### [Task]
Reproduce the data exactly and drop any pictures it holds.

### [Input]
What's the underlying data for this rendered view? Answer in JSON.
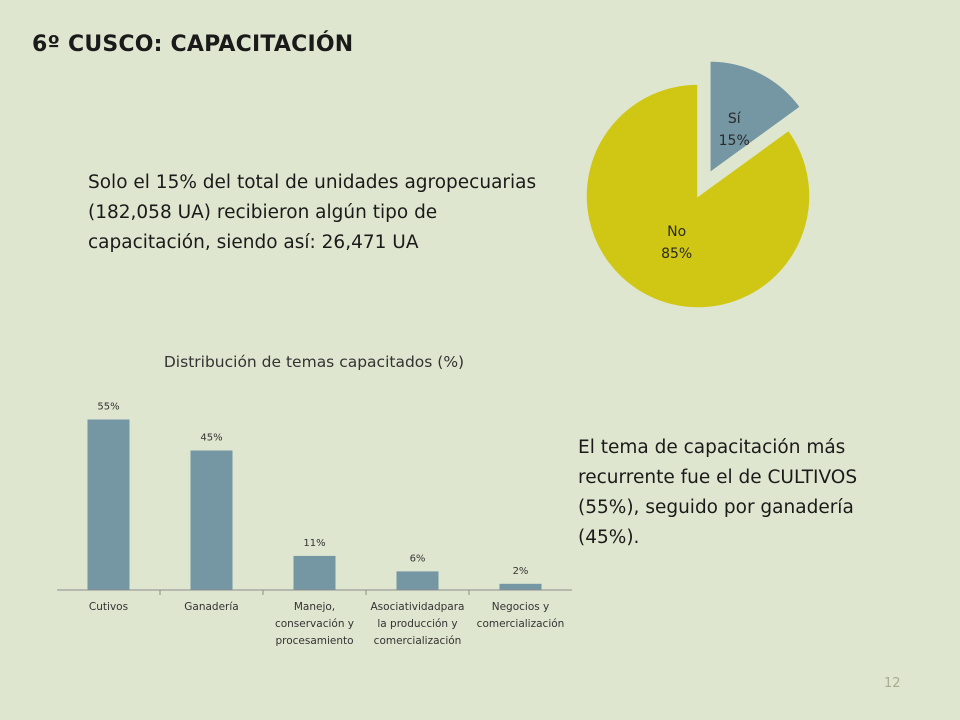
{
  "slide": {
    "title": "6º CUSCO:  CAPACITACIÓN",
    "intro": "Solo el 15% del total de unidades agropecuarias (182,058 UA) recibieron algún tipo de capacitación, siendo así: 26,471 UA",
    "summary": "El tema de capacitación más recurrente fue el de CULTIVOS (55%), seguido por ganadería (45%).",
    "page_number": "12"
  },
  "chart_data": [
    {
      "type": "pie",
      "title": "",
      "exploded": "Sí",
      "slices": [
        {
          "label": "Sí",
          "value": 15,
          "value_label": "15%",
          "color": "#7596a3"
        },
        {
          "label": "No",
          "value": 85,
          "value_label": "85%",
          "color": "#d0c714"
        }
      ]
    },
    {
      "type": "bar",
      "title": "Distribución de temas capacitados (%)",
      "xlabel": "",
      "ylabel": "",
      "ylim": [
        0,
        60
      ],
      "grid": false,
      "bar_color": "#7596a3",
      "categories": [
        [
          "Cutivos"
        ],
        [
          "Ganadería"
        ],
        [
          "Manejo,",
          "conservación y",
          "procesamiento"
        ],
        [
          "Asociatividadpara",
          "la producción y",
          "comercialización"
        ],
        [
          "Negocios y",
          "comercialización"
        ]
      ],
      "values": [
        55,
        45,
        11,
        6,
        2
      ],
      "value_labels": [
        "55%",
        "45%",
        "11%",
        "6%",
        "2%"
      ]
    }
  ]
}
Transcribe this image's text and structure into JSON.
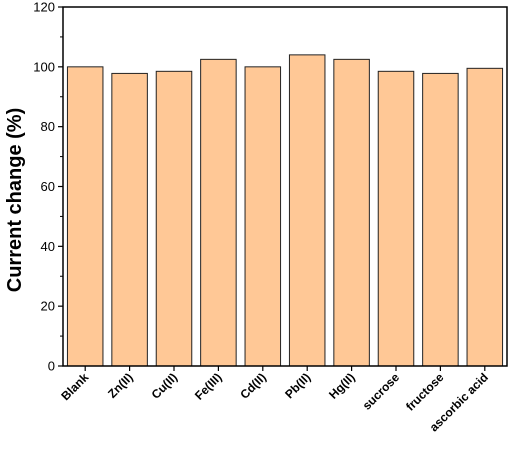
{
  "chart_data": {
    "type": "bar",
    "title": "",
    "xlabel": "",
    "ylabel": "Current change (%)",
    "ylim": [
      0,
      120
    ],
    "yticks": [
      0,
      20,
      40,
      60,
      80,
      100,
      120
    ],
    "grid": false,
    "categories": [
      "Blank",
      "Zn(II)",
      "Cu(II)",
      "Fe(III)",
      "Cd(II)",
      "Pb(II)",
      "Hg(II)",
      "sucrose",
      "fructose",
      "ascorbic acid"
    ],
    "values": [
      100,
      97.8,
      98.5,
      102.5,
      100,
      104,
      102.5,
      98.5,
      97.8,
      99.5
    ],
    "colors": {
      "bar_fill": "#FFC896",
      "bar_stroke": "#222222",
      "axis": "#000000"
    }
  }
}
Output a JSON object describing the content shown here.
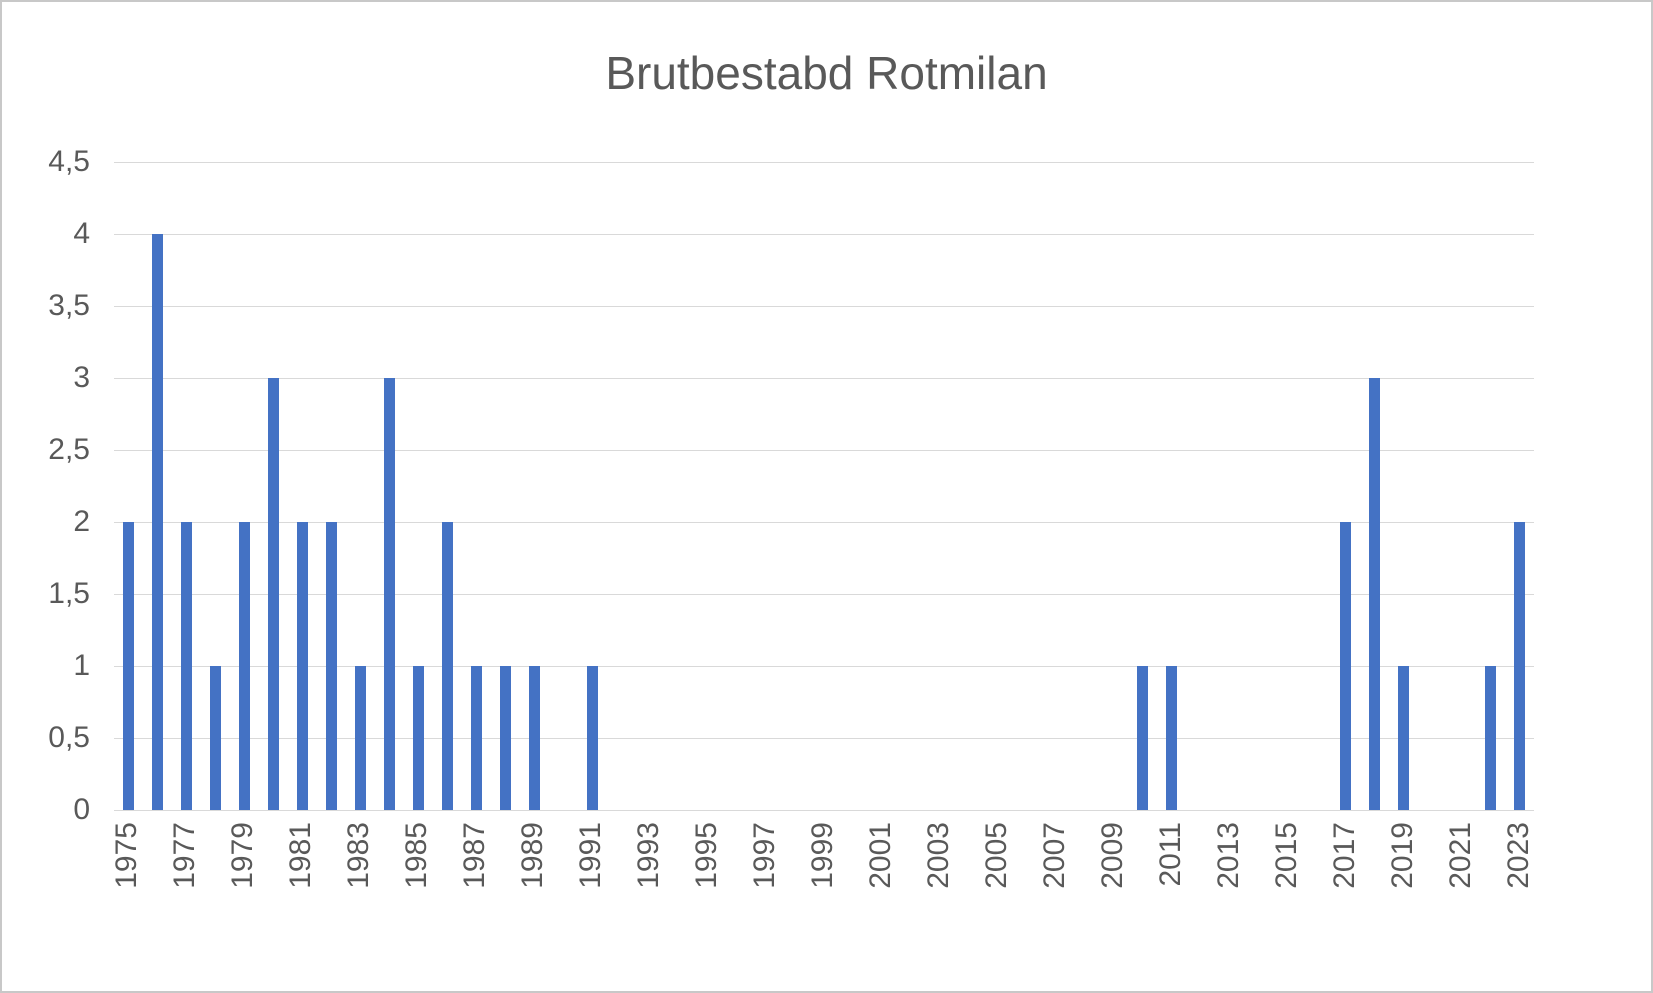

### [Solution to the exercise]
What's the underlying data for this rendered view? Answer in JSON.
{
  "slide": {
    "title": "6º CUSCO:  CAPACITACIÓN",
    "intro": "Solo el 15% del total de unidades agropecuarias (182,058 UA) recibieron algún tipo de capacitación, siendo así: 26,471 UA",
    "summary": "El tema de capacitación más recurrente fue el de CULTIVOS (55%), seguido por ganadería (45%).",
    "page_number": "12"
  },
  "chart_data": [
    {
      "type": "pie",
      "title": "",
      "exploded": "Sí",
      "slices": [
        {
          "label": "Sí",
          "value": 15,
          "value_label": "15%",
          "color": "#7596a3"
        },
        {
          "label": "No",
          "value": 85,
          "value_label": "85%",
          "color": "#d0c714"
        }
      ]
    },
    {
      "type": "bar",
      "title": "Distribución de temas capacitados (%)",
      "xlabel": "",
      "ylabel": "",
      "ylim": [
        0,
        60
      ],
      "grid": false,
      "bar_color": "#7596a3",
      "categories": [
        [
          "Cutivos"
        ],
        [
          "Ganadería"
        ],
        [
          "Manejo,",
          "conservación y",
          "procesamiento"
        ],
        [
          "Asociatividadpara",
          "la producción y",
          "comercialización"
        ],
        [
          "Negocios y",
          "comercialización"
        ]
      ],
      "values": [
        55,
        45,
        11,
        6,
        2
      ],
      "value_labels": [
        "55%",
        "45%",
        "11%",
        "6%",
        "2%"
      ]
    }
  ]
}
Transcribe this image's text and structure into JSON.
{
  "chart_data": {
    "type": "bar",
    "title": "",
    "xlabel": "",
    "ylabel": "Current change (%)",
    "ylim": [
      0,
      120
    ],
    "yticks": [
      0,
      20,
      40,
      60,
      80,
      100,
      120
    ],
    "grid": false,
    "categories": [
      "Blank",
      "Zn(II)",
      "Cu(II)",
      "Fe(III)",
      "Cd(II)",
      "Pb(II)",
      "Hg(II)",
      "sucrose",
      "fructose",
      "ascorbic acid"
    ],
    "values": [
      100,
      97.8,
      98.5,
      102.5,
      100,
      104,
      102.5,
      98.5,
      97.8,
      99.5
    ],
    "colors": {
      "bar_fill": "#FFC896",
      "bar_stroke": "#222222",
      "axis": "#000000"
    }
  }
}
Output a JSON object describing the content shown here.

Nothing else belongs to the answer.